# What needs to be done
Your task is to quote the material that follows, in full and exactly.

# Supplied data
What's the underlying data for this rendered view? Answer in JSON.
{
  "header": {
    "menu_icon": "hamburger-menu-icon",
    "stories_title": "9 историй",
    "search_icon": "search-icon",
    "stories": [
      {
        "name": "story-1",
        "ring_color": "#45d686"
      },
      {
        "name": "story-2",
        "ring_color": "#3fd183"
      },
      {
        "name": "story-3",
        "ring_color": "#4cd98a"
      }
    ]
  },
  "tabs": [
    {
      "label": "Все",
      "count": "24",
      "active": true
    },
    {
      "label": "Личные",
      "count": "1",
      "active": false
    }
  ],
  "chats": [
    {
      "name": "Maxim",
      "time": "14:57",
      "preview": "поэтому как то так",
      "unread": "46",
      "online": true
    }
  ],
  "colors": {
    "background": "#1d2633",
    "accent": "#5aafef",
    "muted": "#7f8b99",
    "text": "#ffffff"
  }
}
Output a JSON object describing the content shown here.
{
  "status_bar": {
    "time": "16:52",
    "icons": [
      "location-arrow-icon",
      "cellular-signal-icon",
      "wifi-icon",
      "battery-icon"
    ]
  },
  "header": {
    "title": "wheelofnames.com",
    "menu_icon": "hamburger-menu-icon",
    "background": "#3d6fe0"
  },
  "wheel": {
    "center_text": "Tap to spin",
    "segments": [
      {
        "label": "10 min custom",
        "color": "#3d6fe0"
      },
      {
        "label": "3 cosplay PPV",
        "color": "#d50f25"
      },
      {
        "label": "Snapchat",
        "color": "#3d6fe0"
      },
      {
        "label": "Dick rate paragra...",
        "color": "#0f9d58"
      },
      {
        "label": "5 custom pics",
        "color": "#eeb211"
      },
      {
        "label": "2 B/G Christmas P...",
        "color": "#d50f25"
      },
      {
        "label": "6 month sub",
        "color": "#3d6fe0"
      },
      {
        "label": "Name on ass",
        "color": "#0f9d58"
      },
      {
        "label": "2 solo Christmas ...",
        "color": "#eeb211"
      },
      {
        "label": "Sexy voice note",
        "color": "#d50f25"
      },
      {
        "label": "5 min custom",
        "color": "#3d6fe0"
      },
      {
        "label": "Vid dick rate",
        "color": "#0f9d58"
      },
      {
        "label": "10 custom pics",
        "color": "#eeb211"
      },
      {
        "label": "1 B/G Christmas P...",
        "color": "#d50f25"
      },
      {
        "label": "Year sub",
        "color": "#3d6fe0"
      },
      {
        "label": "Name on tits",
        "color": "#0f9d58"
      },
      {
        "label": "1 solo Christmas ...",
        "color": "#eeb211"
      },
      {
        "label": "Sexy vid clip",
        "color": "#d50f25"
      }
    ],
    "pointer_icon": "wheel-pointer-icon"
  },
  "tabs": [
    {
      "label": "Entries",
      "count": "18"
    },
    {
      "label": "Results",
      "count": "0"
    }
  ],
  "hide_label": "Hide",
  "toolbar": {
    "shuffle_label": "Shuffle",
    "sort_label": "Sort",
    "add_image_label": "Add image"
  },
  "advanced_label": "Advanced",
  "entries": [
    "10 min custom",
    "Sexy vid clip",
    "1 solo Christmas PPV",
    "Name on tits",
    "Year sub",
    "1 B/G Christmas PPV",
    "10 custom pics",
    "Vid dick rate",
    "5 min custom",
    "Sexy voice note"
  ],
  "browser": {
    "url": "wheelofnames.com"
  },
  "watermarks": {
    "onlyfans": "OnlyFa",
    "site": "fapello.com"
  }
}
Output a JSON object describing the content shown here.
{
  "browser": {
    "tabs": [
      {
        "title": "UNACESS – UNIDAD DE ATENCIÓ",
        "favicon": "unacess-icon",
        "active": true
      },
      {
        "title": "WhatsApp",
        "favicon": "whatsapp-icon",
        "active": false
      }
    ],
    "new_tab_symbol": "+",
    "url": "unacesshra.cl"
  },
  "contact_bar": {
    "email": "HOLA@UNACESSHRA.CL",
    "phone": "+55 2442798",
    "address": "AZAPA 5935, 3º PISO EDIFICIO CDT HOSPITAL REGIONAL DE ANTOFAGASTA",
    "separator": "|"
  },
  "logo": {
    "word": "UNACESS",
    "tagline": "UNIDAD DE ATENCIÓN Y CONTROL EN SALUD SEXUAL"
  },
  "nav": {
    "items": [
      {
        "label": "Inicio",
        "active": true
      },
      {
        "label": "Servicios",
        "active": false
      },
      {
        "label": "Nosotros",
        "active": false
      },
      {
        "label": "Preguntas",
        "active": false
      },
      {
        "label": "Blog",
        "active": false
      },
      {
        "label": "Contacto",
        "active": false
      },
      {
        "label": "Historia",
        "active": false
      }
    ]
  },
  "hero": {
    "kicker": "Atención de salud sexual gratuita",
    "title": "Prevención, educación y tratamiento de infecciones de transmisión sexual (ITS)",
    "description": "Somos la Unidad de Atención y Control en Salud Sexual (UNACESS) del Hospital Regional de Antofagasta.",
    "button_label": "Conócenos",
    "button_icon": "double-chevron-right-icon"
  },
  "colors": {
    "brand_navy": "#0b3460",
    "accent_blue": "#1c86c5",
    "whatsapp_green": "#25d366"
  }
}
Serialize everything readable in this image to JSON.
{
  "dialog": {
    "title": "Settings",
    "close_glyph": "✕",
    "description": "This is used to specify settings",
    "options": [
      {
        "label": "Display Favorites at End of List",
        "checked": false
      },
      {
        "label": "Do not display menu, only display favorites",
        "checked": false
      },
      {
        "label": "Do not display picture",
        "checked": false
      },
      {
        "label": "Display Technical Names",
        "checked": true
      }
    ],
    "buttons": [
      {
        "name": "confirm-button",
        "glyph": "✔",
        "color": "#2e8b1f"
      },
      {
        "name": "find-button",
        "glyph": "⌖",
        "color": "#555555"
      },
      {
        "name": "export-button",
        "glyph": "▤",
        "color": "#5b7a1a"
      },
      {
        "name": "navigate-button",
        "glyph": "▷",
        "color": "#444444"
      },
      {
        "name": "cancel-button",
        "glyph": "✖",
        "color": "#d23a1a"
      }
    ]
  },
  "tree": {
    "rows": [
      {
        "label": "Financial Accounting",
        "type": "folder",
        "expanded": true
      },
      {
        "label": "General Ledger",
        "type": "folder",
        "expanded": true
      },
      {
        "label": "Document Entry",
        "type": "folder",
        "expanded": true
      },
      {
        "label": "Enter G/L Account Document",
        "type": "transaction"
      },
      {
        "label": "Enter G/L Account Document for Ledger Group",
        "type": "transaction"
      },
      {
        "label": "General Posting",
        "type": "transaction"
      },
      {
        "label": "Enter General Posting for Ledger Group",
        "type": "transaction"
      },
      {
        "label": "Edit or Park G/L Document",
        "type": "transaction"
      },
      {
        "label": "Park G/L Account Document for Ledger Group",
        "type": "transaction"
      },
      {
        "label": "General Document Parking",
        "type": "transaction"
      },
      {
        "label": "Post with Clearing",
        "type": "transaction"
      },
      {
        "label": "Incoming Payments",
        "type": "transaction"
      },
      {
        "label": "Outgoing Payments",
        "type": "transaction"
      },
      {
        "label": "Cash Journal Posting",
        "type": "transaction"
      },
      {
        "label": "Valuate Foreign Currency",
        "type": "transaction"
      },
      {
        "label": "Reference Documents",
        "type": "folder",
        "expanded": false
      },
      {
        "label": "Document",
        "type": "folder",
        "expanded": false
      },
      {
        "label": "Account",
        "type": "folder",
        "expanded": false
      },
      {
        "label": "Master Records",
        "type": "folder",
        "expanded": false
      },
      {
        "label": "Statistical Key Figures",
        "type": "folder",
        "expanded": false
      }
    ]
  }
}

# Response to the task
What's the underlying data for this rendered view? Answer in JSON.
{
  "header": {
    "menu_icon": "hamburger-menu-icon",
    "stories_title": "9 историй",
    "search_icon": "search-icon",
    "stories": [
      {
        "name": "story-1",
        "ring_color": "#45d686"
      },
      {
        "name": "story-2",
        "ring_color": "#3fd183"
      },
      {
        "name": "story-3",
        "ring_color": "#4cd98a"
      }
    ]
  },
  "tabs": [
    {
      "label": "Все",
      "count": "24",
      "active": true
    },
    {
      "label": "Личные",
      "count": "1",
      "active": false
    }
  ],
  "chats": [
    {
      "name": "Maxim",
      "time": "14:57",
      "preview": "поэтому как то так",
      "unread": "46",
      "online": true
    }
  ],
  "colors": {
    "background": "#1d2633",
    "accent": "#5aafef",
    "muted": "#7f8b99",
    "text": "#ffffff"
  }
}
Output a JSON object describing the content shown here.
{
  "status_bar": {
    "time": "16:52",
    "icons": [
      "location-arrow-icon",
      "cellular-signal-icon",
      "wifi-icon",
      "battery-icon"
    ]
  },
  "header": {
    "title": "wheelofnames.com",
    "menu_icon": "hamburger-menu-icon",
    "background": "#3d6fe0"
  },
  "wheel": {
    "center_text": "Tap to spin",
    "segments": [
      {
        "label": "10 min custom",
        "color": "#3d6fe0"
      },
      {
        "label": "3 cosplay PPV",
        "color": "#d50f25"
      },
      {
        "label": "Snapchat",
        "color": "#3d6fe0"
      },
      {
        "label": "Dick rate paragra...",
        "color": "#0f9d58"
      },
      {
        "label": "5 custom pics",
        "color": "#eeb211"
      },
      {
        "label": "2 B/G Christmas P...",
        "color": "#d50f25"
      },
      {
        "label": "6 month sub",
        "color": "#3d6fe0"
      },
      {
        "label": "Name on ass",
        "color": "#0f9d58"
      },
      {
        "label": "2 solo Christmas ...",
        "color": "#eeb211"
      },
      {
        "label": "Sexy voice note",
        "color": "#d50f25"
      },
      {
        "label": "5 min custom",
        "color": "#3d6fe0"
      },
      {
        "label": "Vid dick rate",
        "color": "#0f9d58"
      },
      {
        "label": "10 custom pics",
        "color": "#eeb211"
      },
      {
        "label": "1 B/G Christmas P...",
        "color": "#d50f25"
      },
      {
        "label": "Year sub",
        "color": "#3d6fe0"
      },
      {
        "label": "Name on tits",
        "color": "#0f9d58"
      },
      {
        "label": "1 solo Christmas ...",
        "color": "#eeb211"
      },
      {
        "label": "Sexy vid clip",
        "color": "#d50f25"
      }
    ],
    "pointer_icon": "wheel-pointer-icon"
  },
  "tabs": [
    {
      "label": "Entries",
      "count": "18"
    },
    {
      "label": "Results",
      "count": "0"
    }
  ],
  "hide_label": "Hide",
  "toolbar": {
    "shuffle_label": "Shuffle",
    "sort_label": "Sort",
    "add_image_label": "Add image"
  },
  "advanced_label": "Advanced",
  "entries": [
    "10 min custom",
    "Sexy vid clip",
    "1 solo Christmas PPV",
    "Name on tits",
    "Year sub",
    "1 B/G Christmas PPV",
    "10 custom pics",
    "Vid dick rate",
    "5 min custom",
    "Sexy voice note"
  ],
  "browser": {
    "url": "wheelofnames.com"
  },
  "watermarks": {
    "onlyfans": "OnlyFa",
    "site": "fapello.com"
  }
}
Output a JSON object describing the content shown here.
{
  "browser": {
    "tabs": [
      {
        "title": "UNACESS – UNIDAD DE ATENCIÓ",
        "favicon": "unacess-icon",
        "active": true
      },
      {
        "title": "WhatsApp",
        "favicon": "whatsapp-icon",
        "active": false
      }
    ],
    "new_tab_symbol": "+",
    "url": "unacesshra.cl"
  },
  "contact_bar": {
    "email": "HOLA@UNACESSHRA.CL",
    "phone": "+55 2442798",
    "address": "AZAPA 5935, 3º PISO EDIFICIO CDT HOSPITAL REGIONAL DE ANTOFAGASTA",
    "separator": "|"
  },
  "logo": {
    "word": "UNACESS",
    "tagline": "UNIDAD DE ATENCIÓN Y CONTROL EN SALUD SEXUAL"
  },
  "nav": {
    "items": [
      {
        "label": "Inicio",
        "active": true
      },
      {
        "label": "Servicios",
        "active": false
      },
      {
        "label": "Nosotros",
        "active": false
      },
      {
        "label": "Preguntas",
        "active": false
      },
      {
        "label": "Blog",
        "active": false
      },
      {
        "label": "Contacto",
        "active": false
      },
      {
        "label": "Historia",
        "active": false
      }
    ]
  },
  "hero": {
    "kicker": "Atención de salud sexual gratuita",
    "title": "Prevención, educación y tratamiento de infecciones de transmisión sexual (ITS)",
    "description": "Somos la Unidad de Atención y Control en Salud Sexual (UNACESS) del Hospital Regional de Antofagasta.",
    "button_label": "Conócenos",
    "button_icon": "double-chevron-right-icon"
  },
  "colors": {
    "brand_navy": "#0b3460",
    "accent_blue": "#1c86c5",
    "whatsapp_green": "#25d366"
  }
}
Serialize everything readable in this image to JSON.
{
  "dialog": {
    "title": "Settings",
    "close_glyph": "✕",
    "description": "This is used to specify settings",
    "options": [
      {
        "label": "Display Favorites at End of List",
        "checked": false
      },
      {
        "label": "Do not display menu, only display favorites",
        "checked": false
      },
      {
        "label": "Do not display picture",
        "checked": false
      },
      {
        "label": "Display Technical Names",
        "checked": true
      }
    ],
    "buttons": [
      {
        "name": "confirm-button",
        "glyph": "✔",
        "color": "#2e8b1f"
      },
      {
        "name": "find-button",
        "glyph": "⌖",
        "color": "#555555"
      },
      {
        "name": "export-button",
        "glyph": "▤",
        "color": "#5b7a1a"
      },
      {
        "name": "navigate-button",
        "glyph": "▷",
        "color": "#444444"
      },
      {
        "name": "cancel-button",
        "glyph": "✖",
        "color": "#d23a1a"
      }
    ]
  },
  "tree": {
    "rows": [
      {
        "label": "Financial Accounting",
        "type": "folder",
        "expanded": true
      },
      {
        "label": "General Ledger",
        "type": "folder",
        "expanded": true
      },
      {
        "label": "Document Entry",
        "type": "folder",
        "expanded": true
      },
      {
        "label": "Enter G/L Account Document",
        "type": "transaction"
      },
      {
        "label": "Enter G/L Account Document for Ledger Group",
        "type": "transaction"
      },
      {
        "label": "General Posting",
        "type": "transaction"
      },
      {
        "label": "Enter General Posting for Ledger Group",
        "type": "transaction"
      },
      {
        "label": "Edit or Park G/L Document",
        "type": "transaction"
      },
      {
        "label": "Park G/L Account Document for Ledger Group",
        "type": "transaction"
      },
      {
        "label": "General Document Parking",
        "type": "transaction"
      },
      {
        "label": "Post with Clearing",
        "type": "transaction"
      },
      {
        "label": "Incoming Payments",
        "type": "transaction"
      },
      {
        "label": "Outgoing Payments",
        "type": "transaction"
      },
      {
        "label": "Cash Journal Posting",
        "type": "transaction"
      },
      {
        "label": "Valuate Foreign Currency",
        "type": "transaction"
      },
      {
        "label": "Reference Documents",
        "type": "folder",
        "expanded": false
      },
      {
        "label": "Document",
        "type": "folder",
        "expanded": false
      },
      {
        "label": "Account",
        "type": "folder",
        "expanded": false
      },
      {
        "label": "Master Records",
        "type": "folder",
        "expanded": false
      },
      {
        "label": "Statistical Key Figures",
        "type": "folder",
        "expanded": false
      }
    ]
  }
}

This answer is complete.